[Saved entries]

-- -- --

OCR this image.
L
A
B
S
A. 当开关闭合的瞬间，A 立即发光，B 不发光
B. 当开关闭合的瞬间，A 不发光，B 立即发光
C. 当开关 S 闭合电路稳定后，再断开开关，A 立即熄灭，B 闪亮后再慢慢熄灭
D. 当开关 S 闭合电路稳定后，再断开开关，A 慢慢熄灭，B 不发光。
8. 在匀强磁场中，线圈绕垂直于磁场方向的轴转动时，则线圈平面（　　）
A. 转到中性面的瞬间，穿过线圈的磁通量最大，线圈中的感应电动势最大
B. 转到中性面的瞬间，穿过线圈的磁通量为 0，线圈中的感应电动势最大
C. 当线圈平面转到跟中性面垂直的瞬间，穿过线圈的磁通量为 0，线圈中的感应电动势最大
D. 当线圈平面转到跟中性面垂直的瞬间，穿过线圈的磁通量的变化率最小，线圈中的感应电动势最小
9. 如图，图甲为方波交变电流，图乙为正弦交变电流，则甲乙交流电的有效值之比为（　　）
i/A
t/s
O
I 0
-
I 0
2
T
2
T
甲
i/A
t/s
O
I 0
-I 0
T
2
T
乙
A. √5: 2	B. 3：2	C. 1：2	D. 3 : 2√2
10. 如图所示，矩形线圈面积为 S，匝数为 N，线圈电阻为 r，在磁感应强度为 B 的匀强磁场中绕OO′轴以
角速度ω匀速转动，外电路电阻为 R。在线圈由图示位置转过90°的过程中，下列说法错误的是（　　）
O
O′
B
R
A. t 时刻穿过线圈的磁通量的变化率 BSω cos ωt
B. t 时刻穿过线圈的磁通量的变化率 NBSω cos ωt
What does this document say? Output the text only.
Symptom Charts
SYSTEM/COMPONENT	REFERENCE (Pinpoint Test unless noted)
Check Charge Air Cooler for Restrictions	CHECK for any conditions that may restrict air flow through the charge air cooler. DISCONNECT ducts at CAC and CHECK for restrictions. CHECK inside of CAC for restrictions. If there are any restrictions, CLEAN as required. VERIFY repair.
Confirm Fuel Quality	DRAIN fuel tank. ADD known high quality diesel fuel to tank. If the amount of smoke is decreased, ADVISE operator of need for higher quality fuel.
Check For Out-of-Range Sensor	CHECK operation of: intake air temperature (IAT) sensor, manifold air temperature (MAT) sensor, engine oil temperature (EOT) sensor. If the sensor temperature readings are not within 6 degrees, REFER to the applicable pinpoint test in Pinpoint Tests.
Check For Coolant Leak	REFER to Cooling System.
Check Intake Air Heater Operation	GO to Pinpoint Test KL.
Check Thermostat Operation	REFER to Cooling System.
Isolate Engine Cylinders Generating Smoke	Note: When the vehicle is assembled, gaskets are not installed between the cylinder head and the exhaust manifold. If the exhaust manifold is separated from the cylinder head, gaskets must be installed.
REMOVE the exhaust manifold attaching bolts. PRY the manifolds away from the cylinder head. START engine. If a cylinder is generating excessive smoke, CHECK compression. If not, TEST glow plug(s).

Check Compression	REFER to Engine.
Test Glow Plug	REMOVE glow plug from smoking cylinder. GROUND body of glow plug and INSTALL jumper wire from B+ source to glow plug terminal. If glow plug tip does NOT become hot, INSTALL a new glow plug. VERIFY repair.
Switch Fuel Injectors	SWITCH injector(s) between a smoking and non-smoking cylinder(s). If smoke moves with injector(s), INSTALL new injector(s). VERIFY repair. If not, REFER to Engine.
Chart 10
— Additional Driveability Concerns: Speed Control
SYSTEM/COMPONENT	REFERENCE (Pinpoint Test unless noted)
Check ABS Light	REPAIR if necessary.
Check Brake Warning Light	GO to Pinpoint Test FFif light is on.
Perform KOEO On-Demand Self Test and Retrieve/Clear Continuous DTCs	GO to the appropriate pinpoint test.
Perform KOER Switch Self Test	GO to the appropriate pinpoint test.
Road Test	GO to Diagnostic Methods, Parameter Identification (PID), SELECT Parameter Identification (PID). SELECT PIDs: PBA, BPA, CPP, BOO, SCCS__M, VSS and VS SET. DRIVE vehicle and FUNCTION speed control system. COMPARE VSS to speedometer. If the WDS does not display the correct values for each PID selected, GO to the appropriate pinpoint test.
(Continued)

-- -- --

Problem to work on
All of the records must be repeated exactly.

Response
OCR this image.
L
A
B
S
A. 当开关闭合的瞬间，A 立即发光，B 不发光
B. 当开关闭合的瞬间，A 不发光，B 立即发光
C. 当开关 S 闭合电路稳定后，再断开开关，A 立即熄灭，B 闪亮后再慢慢熄灭
D. 当开关 S 闭合电路稳定后，再断开开关，A 慢慢熄灭，B 不发光。
8. 在匀强磁场中，线圈绕垂直于磁场方向的轴转动时，则线圈平面（　　）
A. 转到中性面的瞬间，穿过线圈的磁通量最大，线圈中的感应电动势最大
B. 转到中性面的瞬间，穿过线圈的磁通量为 0，线圈中的感应电动势最大
C. 当线圈平面转到跟中性面垂直的瞬间，穿过线圈的磁通量为 0，线圈中的感应电动势最大
D. 当线圈平面转到跟中性面垂直的瞬间，穿过线圈的磁通量的变化率最小，线圈中的感应电动势最小
9. 如图，图甲为方波交变电流，图乙为正弦交变电流，则甲乙交流电的有效值之比为（　　）
i/A
t/s
O
I 0
-
I 0
2
T
2
T
甲
i/A
t/s
O
I 0
-I 0
T
2
T
乙
A. √5: 2	B. 3：2	C. 1：2	D. 3 : 2√2
10. 如图所示，矩形线圈面积为 S，匝数为 N，线圈电阻为 r，在磁感应强度为 B 的匀强磁场中绕OO′轴以
角速度ω匀速转动，外电路电阻为 R。在线圈由图示位置转过90°的过程中，下列说法错误的是（　　）
O
O′
B
R
A. t 时刻穿过线圈的磁通量的变化率 BSω cos ωt
B. t 时刻穿过线圈的磁通量的变化率 NBSω cos ωt
What does this document say? Output the text only.
Symptom Charts
SYSTEM/COMPONENT	REFERENCE (Pinpoint Test unless noted)
Check Charge Air Cooler for Restrictions	CHECK for any conditions that may restrict air flow through the charge air cooler. DISCONNECT ducts at CAC and CHECK for restrictions. CHECK inside of CAC for restrictions. If there are any restrictions, CLEAN as required. VERIFY repair.
Confirm Fuel Quality	DRAIN fuel tank. ADD known high quality diesel fuel to tank. If the amount of smoke is decreased, ADVISE operator of need for higher quality fuel.
Check For Out-of-Range Sensor	CHECK operation of: intake air temperature (IAT) sensor, manifold air temperature (MAT) sensor, engine oil temperature (EOT) sensor. If the sensor temperature readings are not within 6 degrees, REFER to the applicable pinpoint test in Pinpoint Tests.
Check For Coolant Leak	REFER to Cooling System.
Check Intake Air Heater Operation	GO to Pinpoint Test KL.
Check Thermostat Operation	REFER to Cooling System.
Isolate Engine Cylinders Generating Smoke	Note: When the vehicle is assembled, gaskets are not installed between the cylinder head and the exhaust manifold. If the exhaust manifold is separated from the cylinder head, gaskets must be installed.
REMOVE the exhaust manifold attaching bolts. PRY the manifolds away from the cylinder head. START engine. If a cylinder is generating excessive smoke, CHECK compression. If not, TEST glow plug(s).

Check Compression	REFER to Engine.
Test Glow Plug	REMOVE glow plug from smoking cylinder. GROUND body of glow plug and INSTALL jumper wire from B+ source to glow plug terminal. If glow plug tip does NOT become hot, INSTALL a new glow plug. VERIFY repair.
Switch Fuel Injectors	SWITCH injector(s) between a smoking and non-smoking cylinder(s). If smoke moves with injector(s), INSTALL new injector(s). VERIFY repair. If not, REFER to Engine.
Chart 10
— Additional Driveability Concerns: Speed Control
SYSTEM/COMPONENT	REFERENCE (Pinpoint Test unless noted)
Check ABS Light	REPAIR if necessary.
Check Brake Warning Light	GO to Pinpoint Test FFif light is on.
Perform KOEO On-Demand Self Test and Retrieve/Clear Continuous DTCs	GO to the appropriate pinpoint test.
Perform KOER Switch Self Test	GO to the appropriate pinpoint test.
Road Test	GO to Diagnostic Methods, Parameter Identification (PID), SELECT Parameter Identification (PID). SELECT PIDs: PBA, BPA, CPP, BOO, SCCS__M, VSS and VS SET. DRIVE vehicle and FUNCTION speed control system. COMPARE VSS to speedometer. If the WDS does not display the correct values for each PID selected, GO to the appropriate pinpoint test.
(Continued)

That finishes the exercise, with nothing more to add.